▶ [担当課題 A] 課題文によれば、緑内障で眼圧が上がる主な原因は何ですか。
▶ [担当課題 B] 課題文のうち、「同じくまぶたの色が変わったり、まつげが長くなったり濃くなったりしますが、」から「排出促進こそが理に適っているはずです。」までを、その語句も含めて一字も変えずに出力してください。

▶ [課題文]

プロスタグランジンの効能と副作用

緑内障治療に非常に有望な薬です。

 

最初に開発されたのがイソプロピルウノブロストン。
その後、ラタノプロストが発売されています。

 

プロスタグランジンにはいくつかの受容体があり、
FP受容体は眼圧下降、EP受容体は眼刺激症状に関与していると考えられています。
ラタノブロストはFP受容体には親和性が強く、EP受容体にはそれほどでもありません。
つまり、眼圧はよく下がるが、目は刺激しないということです。

 

どちらの薬もぶどう膜強膜からの房水流出を促進して眼圧を下げます。
ラタノプロストは経路内のコラーゲンを変化させて抵抗を減らし、
流れをよくすると考えられるのに対し、ウノプロストンの作用は不明です。

 

プロスタグランジン関連薬は単独使用でも効果は高いのですが、
作用が房水排出促進であるため、
房水産生抑制薬であるβ遮断薬や炭酸脱水酵素阻害薬との併用効果も期待されています。

 

 

プロスタグランジンの副作用

副作用については、どちらにも全身性の重い副作用が出たという報告はありません。
ただし、従来の緑内障薬にはないような局所の副作用があるので、注意が必要です。

 

例えばラタノプロストでは虻彩の色素沈着が高率で起こります。
同じくまぶたの色が変わったり、まつげが長くなったり濃くなったりしますが、
点眼後、よく拭き取れば防ぐことができます。
ウノプロストンについては、角膜上皮障害の報告があります。

 

 

緑内障の眼圧上昇の原因は、主に房水の排出障害であり、
産生過多によるものではありません。とすれば治療は、産生を抑制するものではなく、
排出促進こそが理に適っているはずです。
また房水は角膜や水晶体に栄養を運ぶという役割を担っていて、
この点でも産生抑制という方法は正しくないことになりますので、
プロスタグランジンが期待されているのです。

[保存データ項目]
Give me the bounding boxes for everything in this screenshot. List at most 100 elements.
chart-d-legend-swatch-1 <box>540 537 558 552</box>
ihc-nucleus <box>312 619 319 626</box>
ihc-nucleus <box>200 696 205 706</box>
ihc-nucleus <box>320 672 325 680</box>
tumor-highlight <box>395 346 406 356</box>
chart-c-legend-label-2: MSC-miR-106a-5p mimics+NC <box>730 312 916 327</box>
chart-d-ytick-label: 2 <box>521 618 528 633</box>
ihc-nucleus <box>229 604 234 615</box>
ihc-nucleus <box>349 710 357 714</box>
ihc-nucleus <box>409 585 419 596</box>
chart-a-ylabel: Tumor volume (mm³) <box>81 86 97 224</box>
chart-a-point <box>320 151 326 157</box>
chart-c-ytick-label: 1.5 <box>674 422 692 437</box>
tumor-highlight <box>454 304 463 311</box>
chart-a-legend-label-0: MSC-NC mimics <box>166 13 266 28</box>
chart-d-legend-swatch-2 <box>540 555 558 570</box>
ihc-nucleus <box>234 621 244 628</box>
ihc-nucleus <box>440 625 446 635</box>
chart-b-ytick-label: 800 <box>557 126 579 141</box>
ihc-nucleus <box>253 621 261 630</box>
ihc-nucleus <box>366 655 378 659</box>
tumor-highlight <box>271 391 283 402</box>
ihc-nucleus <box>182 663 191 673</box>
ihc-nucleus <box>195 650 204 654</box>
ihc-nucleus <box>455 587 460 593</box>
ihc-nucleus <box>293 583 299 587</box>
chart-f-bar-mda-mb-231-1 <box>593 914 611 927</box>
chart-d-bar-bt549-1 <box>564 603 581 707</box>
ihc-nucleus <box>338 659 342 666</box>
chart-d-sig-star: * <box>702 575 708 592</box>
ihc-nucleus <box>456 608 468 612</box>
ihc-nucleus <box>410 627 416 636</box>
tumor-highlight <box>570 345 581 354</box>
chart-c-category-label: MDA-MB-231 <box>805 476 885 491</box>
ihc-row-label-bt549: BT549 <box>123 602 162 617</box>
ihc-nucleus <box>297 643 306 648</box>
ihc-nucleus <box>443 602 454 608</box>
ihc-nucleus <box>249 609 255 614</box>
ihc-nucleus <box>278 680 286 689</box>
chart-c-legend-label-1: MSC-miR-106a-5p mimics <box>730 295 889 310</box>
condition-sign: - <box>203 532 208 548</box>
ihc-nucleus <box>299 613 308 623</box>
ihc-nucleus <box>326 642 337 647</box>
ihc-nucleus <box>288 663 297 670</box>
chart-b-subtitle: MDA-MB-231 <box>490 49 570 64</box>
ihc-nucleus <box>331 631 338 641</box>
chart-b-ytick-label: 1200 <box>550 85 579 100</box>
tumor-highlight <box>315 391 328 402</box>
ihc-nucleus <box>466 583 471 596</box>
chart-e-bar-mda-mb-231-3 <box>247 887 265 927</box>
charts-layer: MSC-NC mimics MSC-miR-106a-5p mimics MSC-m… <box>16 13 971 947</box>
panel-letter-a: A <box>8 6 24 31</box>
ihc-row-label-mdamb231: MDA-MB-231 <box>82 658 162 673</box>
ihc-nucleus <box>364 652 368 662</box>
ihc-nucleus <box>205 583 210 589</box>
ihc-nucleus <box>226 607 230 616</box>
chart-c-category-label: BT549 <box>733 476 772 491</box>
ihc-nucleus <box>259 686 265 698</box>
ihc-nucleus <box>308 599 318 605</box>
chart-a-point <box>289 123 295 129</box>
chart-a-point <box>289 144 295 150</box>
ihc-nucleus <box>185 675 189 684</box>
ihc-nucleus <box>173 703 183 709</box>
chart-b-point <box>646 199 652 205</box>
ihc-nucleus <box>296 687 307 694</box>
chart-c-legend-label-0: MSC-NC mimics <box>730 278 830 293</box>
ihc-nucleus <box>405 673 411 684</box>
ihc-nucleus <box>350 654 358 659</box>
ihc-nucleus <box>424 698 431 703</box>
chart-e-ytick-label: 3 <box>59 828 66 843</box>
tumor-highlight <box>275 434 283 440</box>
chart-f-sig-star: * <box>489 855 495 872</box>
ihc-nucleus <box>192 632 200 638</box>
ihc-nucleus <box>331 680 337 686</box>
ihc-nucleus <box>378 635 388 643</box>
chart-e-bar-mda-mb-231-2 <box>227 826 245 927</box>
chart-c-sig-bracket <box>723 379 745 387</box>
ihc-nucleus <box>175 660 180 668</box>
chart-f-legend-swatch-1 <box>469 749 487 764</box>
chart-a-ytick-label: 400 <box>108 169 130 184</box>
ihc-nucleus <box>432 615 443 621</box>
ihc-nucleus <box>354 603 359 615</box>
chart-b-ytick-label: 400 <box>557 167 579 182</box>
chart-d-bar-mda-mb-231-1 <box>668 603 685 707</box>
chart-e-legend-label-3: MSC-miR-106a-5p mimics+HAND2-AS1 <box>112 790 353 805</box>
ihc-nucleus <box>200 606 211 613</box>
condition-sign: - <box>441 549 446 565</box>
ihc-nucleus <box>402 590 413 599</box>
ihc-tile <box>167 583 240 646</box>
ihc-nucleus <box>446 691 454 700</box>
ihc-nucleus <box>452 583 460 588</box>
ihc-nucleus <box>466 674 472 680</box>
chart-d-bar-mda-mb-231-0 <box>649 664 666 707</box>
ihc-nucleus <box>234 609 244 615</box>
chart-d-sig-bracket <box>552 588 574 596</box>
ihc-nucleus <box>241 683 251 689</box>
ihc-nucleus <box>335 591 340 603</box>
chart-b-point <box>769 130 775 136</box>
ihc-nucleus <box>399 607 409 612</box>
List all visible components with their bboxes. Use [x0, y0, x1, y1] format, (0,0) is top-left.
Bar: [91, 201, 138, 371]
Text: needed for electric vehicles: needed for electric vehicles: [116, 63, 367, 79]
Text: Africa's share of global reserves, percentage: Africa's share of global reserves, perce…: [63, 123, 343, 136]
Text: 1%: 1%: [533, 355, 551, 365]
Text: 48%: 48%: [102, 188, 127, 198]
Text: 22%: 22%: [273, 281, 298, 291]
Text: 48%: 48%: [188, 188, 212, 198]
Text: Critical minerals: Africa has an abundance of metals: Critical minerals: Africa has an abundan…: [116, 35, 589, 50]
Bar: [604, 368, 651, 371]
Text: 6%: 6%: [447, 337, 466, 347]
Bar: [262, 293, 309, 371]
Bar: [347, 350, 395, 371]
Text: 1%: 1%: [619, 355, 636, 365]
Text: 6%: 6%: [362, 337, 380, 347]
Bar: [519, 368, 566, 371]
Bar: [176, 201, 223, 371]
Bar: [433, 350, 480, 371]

▶ [解答 A] 主に房水の排出障害です。

▶ [解答 B]
同じくまぶたの色が変わったり、まつげが長くなったり濃くなったりしますが、
点眼後、よく拭き取れば防ぐことができます。
ウノプロストンについては、角膜上皮障害の報告があります。

 

 

緑内障の眼圧上昇の原因は、主に房水の排出障害であり、
産生過多によるものではありません。とすれば治療は、産生を抑制するものではなく、
排出促進こそが理に適っているはずです。